Work instructions:
Quote each of the records below word for word, keeping every line as it stands.

# Provided records start

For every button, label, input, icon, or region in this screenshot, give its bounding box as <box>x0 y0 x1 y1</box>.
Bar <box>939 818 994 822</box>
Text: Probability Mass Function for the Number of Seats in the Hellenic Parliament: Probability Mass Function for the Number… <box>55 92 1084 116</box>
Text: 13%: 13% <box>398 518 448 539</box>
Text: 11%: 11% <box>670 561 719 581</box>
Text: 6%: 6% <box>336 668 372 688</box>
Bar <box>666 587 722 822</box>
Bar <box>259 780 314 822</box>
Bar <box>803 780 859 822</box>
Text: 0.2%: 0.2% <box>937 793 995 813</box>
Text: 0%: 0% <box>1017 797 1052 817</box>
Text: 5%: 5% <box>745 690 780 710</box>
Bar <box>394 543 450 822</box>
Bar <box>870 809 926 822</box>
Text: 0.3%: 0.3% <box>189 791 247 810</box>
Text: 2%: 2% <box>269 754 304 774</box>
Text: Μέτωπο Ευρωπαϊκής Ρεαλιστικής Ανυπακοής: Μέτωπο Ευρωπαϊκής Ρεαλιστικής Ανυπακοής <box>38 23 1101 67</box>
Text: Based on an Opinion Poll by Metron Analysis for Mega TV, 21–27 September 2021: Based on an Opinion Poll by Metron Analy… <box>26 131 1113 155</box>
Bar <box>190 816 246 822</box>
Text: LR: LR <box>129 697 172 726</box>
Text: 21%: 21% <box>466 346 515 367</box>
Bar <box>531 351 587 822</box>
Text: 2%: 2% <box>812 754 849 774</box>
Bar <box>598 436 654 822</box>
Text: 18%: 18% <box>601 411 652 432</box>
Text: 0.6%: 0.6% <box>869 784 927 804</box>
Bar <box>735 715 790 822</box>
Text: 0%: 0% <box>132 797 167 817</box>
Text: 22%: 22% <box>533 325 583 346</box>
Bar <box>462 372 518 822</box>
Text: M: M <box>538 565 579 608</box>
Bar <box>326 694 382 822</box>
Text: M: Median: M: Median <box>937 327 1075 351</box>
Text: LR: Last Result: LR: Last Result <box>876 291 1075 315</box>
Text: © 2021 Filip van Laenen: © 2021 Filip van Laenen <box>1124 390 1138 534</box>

# Provided records end

Result below:
For every button, label, input, icon, or region in this screenshot, give its bounding box as <box>x0 y0 x1 y1</box>.
Bar <box>939 818 994 822</box>
Text: Probability Mass Function for the Number of Seats in the Hellenic Parliament: Probability Mass Function for the Number… <box>55 92 1084 116</box>
Text: 13%: 13% <box>398 518 448 539</box>
Text: 11%: 11% <box>670 561 719 581</box>
Text: 6%: 6% <box>336 668 372 688</box>
Bar <box>666 587 722 822</box>
Bar <box>259 780 314 822</box>
Bar <box>803 780 859 822</box>
Text: 0.2%: 0.2% <box>937 793 995 813</box>
Text: 0%: 0% <box>1017 797 1052 817</box>
Text: 5%: 5% <box>745 690 780 710</box>
Bar <box>394 543 450 822</box>
Bar <box>870 809 926 822</box>
Text: 0.3%: 0.3% <box>189 791 247 810</box>
Text: 2%: 2% <box>269 754 304 774</box>
Text: Μέτωπο Ευρωπαϊκής Ρεαλιστικής Ανυπακοής: Μέτωπο Ευρωπαϊκής Ρεαλιστικής Ανυπακοής <box>38 23 1101 67</box>
Text: Based on an Opinion Poll by Metron Analysis for Mega TV, 21–27 September 2021: Based on an Opinion Poll by Metron Analy… <box>26 131 1113 155</box>
Bar <box>190 816 246 822</box>
Text: LR: LR <box>129 697 172 726</box>
Text: 21%: 21% <box>466 346 515 367</box>
Bar <box>531 351 587 822</box>
Text: 2%: 2% <box>812 754 849 774</box>
Bar <box>598 436 654 822</box>
Text: 18%: 18% <box>601 411 652 432</box>
Text: 0.6%: 0.6% <box>869 784 927 804</box>
Bar <box>735 715 790 822</box>
Text: 0%: 0% <box>132 797 167 817</box>
Text: 22%: 22% <box>533 325 583 346</box>
Bar <box>462 372 518 822</box>
Text: M: M <box>538 565 579 608</box>
Bar <box>326 694 382 822</box>
Text: M: Median: M: Median <box>937 327 1075 351</box>
Text: LR: Last Result: LR: Last Result <box>876 291 1075 315</box>
Text: © 2021 Filip van Laenen: © 2021 Filip van Laenen <box>1124 390 1138 534</box>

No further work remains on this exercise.